Its establishment status and political clout are reflected in the fact that it is one of the few companies to list in its annual report and accounts staff and former staff who have been awarded honours by the Queen. (For the record, in 1993 it picked up two CBEs, four OBEs, and seven MBEs.)

The current controversy over Mark Thatcher's alleged commission from the Al Yamamah Saudi Arabian deal is further proof of its political stature - though the company has denied any impropriety in winning the contract.

Yet only three years ago, it was as good as bankrupt. Since then a much-vaunted joint venture between Taiwan and Avro, the company's regional jet division, bit the dust late last year. In the spring, it encountered another storm of controversy when it sold Rover cars to BMW of Germany. But that sale capped a process that has transformed the company from a bloated loss-maker to a potential money maker.

BAe's pounds 478.5m offer for VSEL is its biggest ever. If successful, does it mark a new chapter in the company's chequered history? Or will its accident-prone tendencies reassert themselves, and stifle the company's slow return to profitability?

This is a chronology of the changing face of BAe:

August 1988. Buys Rover Group for pounds 150m, but BAe's ambitions to turn the business round are never fully realised.

━━━━━━━━━━━━━━━━

→ **WHAT THIS EXERCISE ASKS**
- A) Answer these questions from the BAe excerpt, one line per answer, marked (i), (ii), (iii) to match:
(i) How many MBEs did the company pick up in 1993?
(ii) To which German company did it sell Rover cars?
(iii) How much was BAe's offer for VSEL?
- B) Rewrite the paragraph of the BAe excerpt that begins "Yet only three years ago" as a bulleted list, keeping its main facts.
- C) Write the next part of the BAe excerpt, picking up after its last sentence.

→ **RECORDED INFORMATION**
━━━━━━━━━━━━━━━━

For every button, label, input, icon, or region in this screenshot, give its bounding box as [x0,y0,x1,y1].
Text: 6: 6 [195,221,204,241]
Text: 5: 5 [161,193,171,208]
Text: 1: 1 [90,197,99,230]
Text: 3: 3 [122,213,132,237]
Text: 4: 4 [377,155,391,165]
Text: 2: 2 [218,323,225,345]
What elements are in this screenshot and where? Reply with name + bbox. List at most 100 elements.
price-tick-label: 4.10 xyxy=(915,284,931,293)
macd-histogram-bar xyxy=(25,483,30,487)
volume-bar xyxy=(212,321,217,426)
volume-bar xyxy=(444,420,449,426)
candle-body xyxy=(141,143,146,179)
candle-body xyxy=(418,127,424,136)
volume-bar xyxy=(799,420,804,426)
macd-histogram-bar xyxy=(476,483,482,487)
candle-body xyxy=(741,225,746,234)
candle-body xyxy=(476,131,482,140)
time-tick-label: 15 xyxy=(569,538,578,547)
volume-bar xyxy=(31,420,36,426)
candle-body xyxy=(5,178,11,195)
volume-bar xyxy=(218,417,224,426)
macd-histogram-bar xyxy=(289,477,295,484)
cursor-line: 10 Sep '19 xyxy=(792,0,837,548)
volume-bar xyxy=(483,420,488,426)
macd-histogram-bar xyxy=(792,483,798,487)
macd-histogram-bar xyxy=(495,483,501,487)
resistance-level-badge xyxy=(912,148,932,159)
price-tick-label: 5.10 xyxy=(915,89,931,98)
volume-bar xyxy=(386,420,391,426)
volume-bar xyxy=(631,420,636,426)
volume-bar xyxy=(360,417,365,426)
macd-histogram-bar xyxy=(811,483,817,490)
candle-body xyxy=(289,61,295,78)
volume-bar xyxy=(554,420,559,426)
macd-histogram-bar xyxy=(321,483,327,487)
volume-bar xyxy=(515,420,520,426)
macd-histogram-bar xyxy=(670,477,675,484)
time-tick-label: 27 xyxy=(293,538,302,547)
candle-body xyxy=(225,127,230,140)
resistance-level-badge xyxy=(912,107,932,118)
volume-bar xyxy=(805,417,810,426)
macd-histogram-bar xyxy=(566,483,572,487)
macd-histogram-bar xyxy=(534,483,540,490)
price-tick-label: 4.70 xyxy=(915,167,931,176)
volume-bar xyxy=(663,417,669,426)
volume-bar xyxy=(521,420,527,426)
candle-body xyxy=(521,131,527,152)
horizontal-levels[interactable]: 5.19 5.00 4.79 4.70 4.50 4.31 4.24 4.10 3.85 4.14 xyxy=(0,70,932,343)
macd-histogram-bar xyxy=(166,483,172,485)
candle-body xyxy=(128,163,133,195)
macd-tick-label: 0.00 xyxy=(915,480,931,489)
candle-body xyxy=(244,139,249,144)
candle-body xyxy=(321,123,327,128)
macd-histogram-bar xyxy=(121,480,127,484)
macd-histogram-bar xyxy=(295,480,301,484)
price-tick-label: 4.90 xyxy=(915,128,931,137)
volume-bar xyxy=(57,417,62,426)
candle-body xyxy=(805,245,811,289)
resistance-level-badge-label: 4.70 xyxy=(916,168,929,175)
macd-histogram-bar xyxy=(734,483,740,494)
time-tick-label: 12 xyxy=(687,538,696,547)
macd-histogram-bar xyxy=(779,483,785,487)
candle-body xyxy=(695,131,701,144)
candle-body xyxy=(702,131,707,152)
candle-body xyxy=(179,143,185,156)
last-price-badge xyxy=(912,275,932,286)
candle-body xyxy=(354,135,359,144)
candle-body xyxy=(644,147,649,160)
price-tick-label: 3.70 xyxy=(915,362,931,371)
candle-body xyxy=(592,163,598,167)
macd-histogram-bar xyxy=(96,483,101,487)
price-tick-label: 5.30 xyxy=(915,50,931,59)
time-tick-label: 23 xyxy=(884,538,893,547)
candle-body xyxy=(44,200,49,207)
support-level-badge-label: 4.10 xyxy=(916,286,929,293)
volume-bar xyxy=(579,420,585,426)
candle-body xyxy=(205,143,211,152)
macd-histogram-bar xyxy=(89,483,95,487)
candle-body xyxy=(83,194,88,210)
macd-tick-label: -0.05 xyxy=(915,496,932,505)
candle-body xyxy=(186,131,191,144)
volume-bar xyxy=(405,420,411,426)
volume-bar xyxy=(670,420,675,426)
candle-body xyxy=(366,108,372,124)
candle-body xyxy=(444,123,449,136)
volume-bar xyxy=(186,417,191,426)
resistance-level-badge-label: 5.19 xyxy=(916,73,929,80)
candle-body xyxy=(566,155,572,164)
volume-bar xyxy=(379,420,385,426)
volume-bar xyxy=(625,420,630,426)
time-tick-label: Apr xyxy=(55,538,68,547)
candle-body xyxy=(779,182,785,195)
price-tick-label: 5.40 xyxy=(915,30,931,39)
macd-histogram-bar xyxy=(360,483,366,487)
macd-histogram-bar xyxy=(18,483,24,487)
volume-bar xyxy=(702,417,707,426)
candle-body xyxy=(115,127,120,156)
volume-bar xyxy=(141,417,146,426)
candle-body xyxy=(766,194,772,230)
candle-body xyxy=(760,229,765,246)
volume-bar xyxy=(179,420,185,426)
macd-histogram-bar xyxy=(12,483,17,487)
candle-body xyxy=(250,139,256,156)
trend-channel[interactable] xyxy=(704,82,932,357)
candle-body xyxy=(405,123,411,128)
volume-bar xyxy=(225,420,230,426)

━━━━━━━━━━━━━━━━

→ **PER-TASK OUTPUTS**
- A)
(i) Seven.
(ii) BMW.
(iii) pounds 478.5m.

- B)
- Three years ago, the company was as good as bankrupt.
- A much-vaunted joint venture between Taiwan and Avro, its regional jet division, collapsed late last year.
- In the spring, the sale of Rover cars to BMW of Germany stirred another storm of controversy.
- That sale completed the company's change from a bloated loss-maker to a potential money maker.

- C)
August 1989. Company pays pounds 278m for property concern Arlington Securities. Coming at the peak of the UK commercial property boom, BAe's timing could not have been worse.

October 1991. Hard on the heels of a profits warning, BAe launches a pounds 432m rights issue to reduce debt and shore up its eroded equity base. The news was greeted with hostility by the City and the press.

September 1992. Interim results shock the City as the company announces a pounds 1bn provision for restructuring its commercial aircraft and regional jet and turboprop activities. This was arguably the company's nadir. Two years on, despite greater optimism over the problem businesses, questions remain as to their long- term viability. Most analysts expect the turboprop business to be sold off soon.

January 1993. A pounds 5bn Saudi Arabia order for 48 Tornadoes as part of the continuing Al Yamamah deal boosts sentiment in the shares. The deal is worth pounds 2bn a year in revenues for the foreseeable future.

April 1993. A pounds 500m order for 24 Hawker aircraft from Indonesia lifts the shares further.

July 1993. Refinances pounds 1.5bn of bank debt, and changes its onerous banking covenants, which could earlier have pushed it close to bankruptcy.

August 1993. Sale of Corporate Jets for pounds 250m to Raytheon of the US completed. The move suggests that then chairman John Cahill's pledge to restructure and refocus is real.

December 1993. Disposal of construction group Ballast Needham to a Dutch and German consortium for pounds 175m.

January 1994. Announces sale of Rover Group to BMW for pounds 800m. A storm of protest raised at the removal from UK ownership of the country's last volume car manufacturer. But City enthusiasm sweeps the shares higher and back to 1990 levels, before the rot set in.